> _GIVEN INSTRUCTION_
Copy out each line in the material below that has the word "antérieure".

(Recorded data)
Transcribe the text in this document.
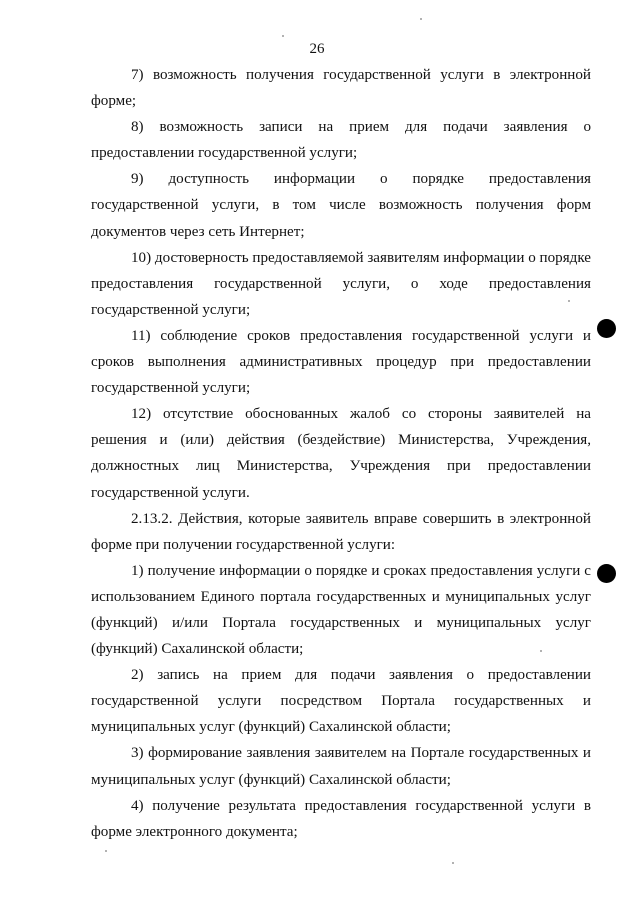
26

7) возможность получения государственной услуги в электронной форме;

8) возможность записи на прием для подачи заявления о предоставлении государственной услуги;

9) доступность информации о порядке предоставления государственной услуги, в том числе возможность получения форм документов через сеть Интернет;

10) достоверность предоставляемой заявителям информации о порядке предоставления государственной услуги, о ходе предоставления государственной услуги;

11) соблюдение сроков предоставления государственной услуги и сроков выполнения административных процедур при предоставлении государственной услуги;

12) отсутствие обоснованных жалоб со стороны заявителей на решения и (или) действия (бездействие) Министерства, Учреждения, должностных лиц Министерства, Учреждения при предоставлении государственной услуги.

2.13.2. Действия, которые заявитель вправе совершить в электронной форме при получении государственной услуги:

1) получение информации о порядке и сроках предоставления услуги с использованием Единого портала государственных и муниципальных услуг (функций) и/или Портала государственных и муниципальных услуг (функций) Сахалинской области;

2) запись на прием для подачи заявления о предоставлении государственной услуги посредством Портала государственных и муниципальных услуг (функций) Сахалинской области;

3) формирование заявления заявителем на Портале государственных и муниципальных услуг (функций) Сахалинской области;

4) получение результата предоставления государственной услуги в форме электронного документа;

* * *

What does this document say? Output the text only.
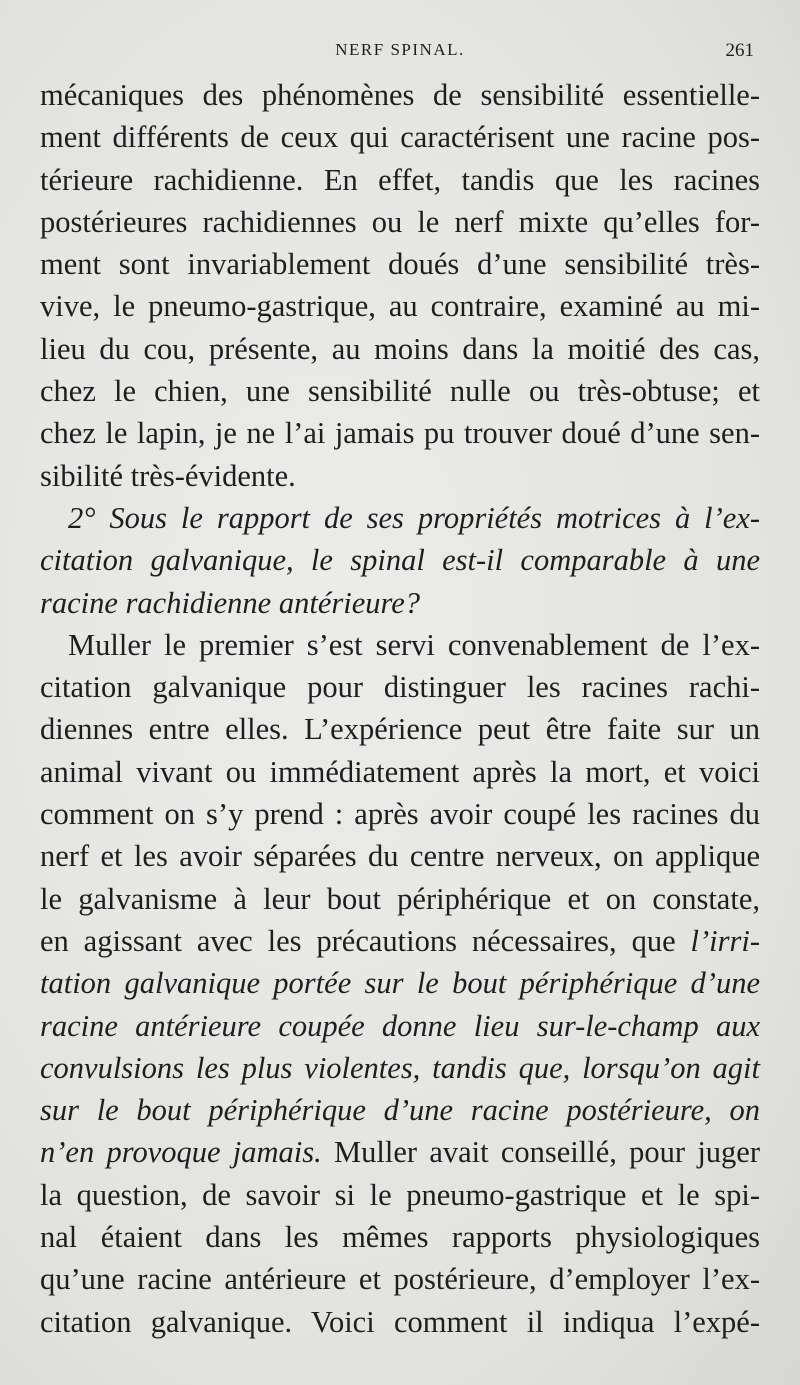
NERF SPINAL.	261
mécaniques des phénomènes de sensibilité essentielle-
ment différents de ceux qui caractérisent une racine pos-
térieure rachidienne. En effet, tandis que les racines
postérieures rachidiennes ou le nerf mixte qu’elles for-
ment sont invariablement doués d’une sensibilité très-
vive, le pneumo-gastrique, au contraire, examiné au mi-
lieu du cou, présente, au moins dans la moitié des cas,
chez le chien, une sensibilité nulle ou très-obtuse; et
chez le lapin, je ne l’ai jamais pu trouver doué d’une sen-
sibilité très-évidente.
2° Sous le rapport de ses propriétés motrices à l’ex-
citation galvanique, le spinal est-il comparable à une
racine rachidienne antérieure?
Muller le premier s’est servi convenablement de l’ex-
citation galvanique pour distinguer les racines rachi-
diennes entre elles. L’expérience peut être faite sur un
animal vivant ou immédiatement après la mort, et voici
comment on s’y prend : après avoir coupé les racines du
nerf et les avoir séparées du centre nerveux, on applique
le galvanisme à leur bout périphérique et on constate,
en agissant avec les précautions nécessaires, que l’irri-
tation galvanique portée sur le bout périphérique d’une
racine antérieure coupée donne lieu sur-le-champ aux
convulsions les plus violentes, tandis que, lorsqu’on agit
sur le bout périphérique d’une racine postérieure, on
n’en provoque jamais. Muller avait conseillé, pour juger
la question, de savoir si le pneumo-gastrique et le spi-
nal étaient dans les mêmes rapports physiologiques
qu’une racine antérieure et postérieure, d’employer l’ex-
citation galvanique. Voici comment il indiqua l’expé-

> _FULL RESPONSE_
racine rachidienne antérieure?
racine antérieure coupée donne lieu sur-le-champ aux
qu’une racine antérieure et postérieure, d’employer l’ex-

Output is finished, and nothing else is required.